Transcribe the material in full. Nothing should differ except that the pictures are left out.

▶ Figure contents as structured data:
** BEGIN **

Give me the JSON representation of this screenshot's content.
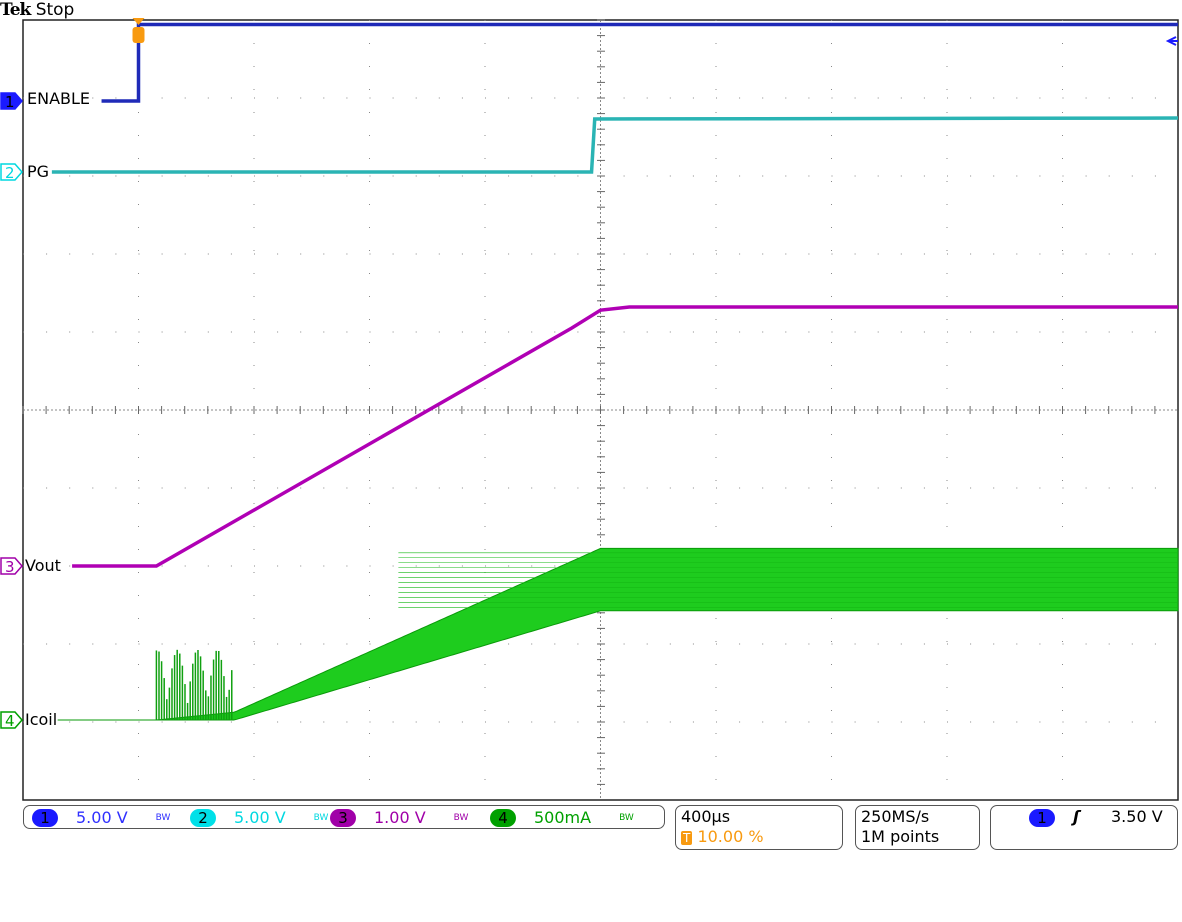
{
  "header": {
    "brand": "Tek",
    "status": "Stop"
  },
  "channels": [
    {
      "num": "1",
      "label": "ENABLE",
      "scale": "5.00 V",
      "bw": "BW",
      "color": "#1a1aff",
      "trace": "#1f2ab8"
    },
    {
      "num": "2",
      "label": "PG",
      "scale": "5.00 V",
      "bw": "BW",
      "color": "#00e0e8",
      "trace": "#2ab4b4"
    },
    {
      "num": "3",
      "label": "Vout",
      "scale": "1.00 V",
      "bw": "BW",
      "color": "#a000a8",
      "trace": "#b000b4"
    },
    {
      "num": "4",
      "label": "Icoil",
      "scale": "500mA",
      "bw": "BW",
      "color": "#00a000",
      "trace": "#1ecc1e"
    }
  ],
  "timebase": {
    "per_div": "400µs",
    "trigger_pos": "10.00 %",
    "trigger_icon": "T"
  },
  "acquisition": {
    "rate": "250MS/s",
    "record": "1M points"
  },
  "trigger": {
    "source": "1",
    "slope_icon": "rising-edge-icon",
    "level": "3.50 V"
  },
  "chart_data": {
    "type": "line",
    "x_unit": "µs",
    "xlim": [
      -400,
      3600
    ],
    "grid": true,
    "divisions": {
      "x": 10,
      "y": 10
    },
    "series": [
      {
        "name": "ENABLE",
        "unit": "V",
        "x": [
          -128,
          0,
          0,
          3600
        ],
        "y": [
          0,
          0,
          4.9,
          4.9
        ]
      },
      {
        "name": "PG",
        "unit": "V",
        "x": [
          -300,
          1569,
          1580,
          3600
        ],
        "y": [
          0,
          0,
          3.4,
          3.46
        ]
      },
      {
        "name": "Vout",
        "unit": "V",
        "x": [
          -230,
          62,
          1500,
          1600,
          1700,
          3600
        ],
        "y": [
          0,
          0,
          3.05,
          3.28,
          3.32,
          3.32
        ]
      },
      {
        "name": "Icoil",
        "unit": "A",
        "x": [
          -280,
          62,
          332,
          1600,
          3600
        ],
        "upper": [
          0,
          0,
          0.05,
          1.1,
          1.1
        ],
        "lower": [
          0,
          0,
          0,
          0.7,
          0.7
        ]
      }
    ]
  }
}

** END **

▶ FULL SOLUTION:
Give me the JSON representation of this screenshot's content.
{
  "header": {
    "brand": "Tek",
    "status": "Stop"
  },
  "channels": [
    {
      "num": "1",
      "label": "ENABLE",
      "scale": "5.00 V",
      "bw": "BW",
      "color": "#1a1aff",
      "trace": "#1f2ab8"
    },
    {
      "num": "2",
      "label": "PG",
      "scale": "5.00 V",
      "bw": "BW",
      "color": "#00e0e8",
      "trace": "#2ab4b4"
    },
    {
      "num": "3",
      "label": "Vout",
      "scale": "1.00 V",
      "bw": "BW",
      "color": "#a000a8",
      "trace": "#b000b4"
    },
    {
      "num": "4",
      "label": "Icoil",
      "scale": "500mA",
      "bw": "BW",
      "color": "#00a000",
      "trace": "#1ecc1e"
    }
  ],
  "timebase": {
    "per_div": "400µs",
    "trigger_pos": "10.00 %",
    "trigger_icon": "T"
  },
  "acquisition": {
    "rate": "250MS/s",
    "record": "1M points"
  },
  "trigger": {
    "source": "1",
    "slope_icon": "rising-edge-icon",
    "level": "3.50 V"
  },
  "chart_data": {
    "type": "line",
    "x_unit": "µs",
    "xlim": [
      -400,
      3600
    ],
    "grid": true,
    "divisions": {
      "x": 10,
      "y": 10
    },
    "series": [
      {
        "name": "ENABLE",
        "unit": "V",
        "x": [
          -128,
          0,
          0,
          3600
        ],
        "y": [
          0,
          0,
          4.9,
          4.9
        ]
      },
      {
        "name": "PG",
        "unit": "V",
        "x": [
          -300,
          1569,
          1580,
          3600
        ],
        "y": [
          0,
          0,
          3.4,
          3.46
        ]
      },
      {
        "name": "Vout",
        "unit": "V",
        "x": [
          -230,
          62,
          1500,
          1600,
          1700,
          3600
        ],
        "y": [
          0,
          0,
          3.05,
          3.28,
          3.32,
          3.32
        ]
      },
      {
        "name": "Icoil",
        "unit": "A",
        "x": [
          -280,
          62,
          332,
          1600,
          3600
        ],
        "upper": [
          0,
          0,
          0.05,
          1.1,
          1.1
        ],
        "lower": [
          0,
          0,
          0,
          0.7,
          0.7
        ]
      }
    ]
  }
}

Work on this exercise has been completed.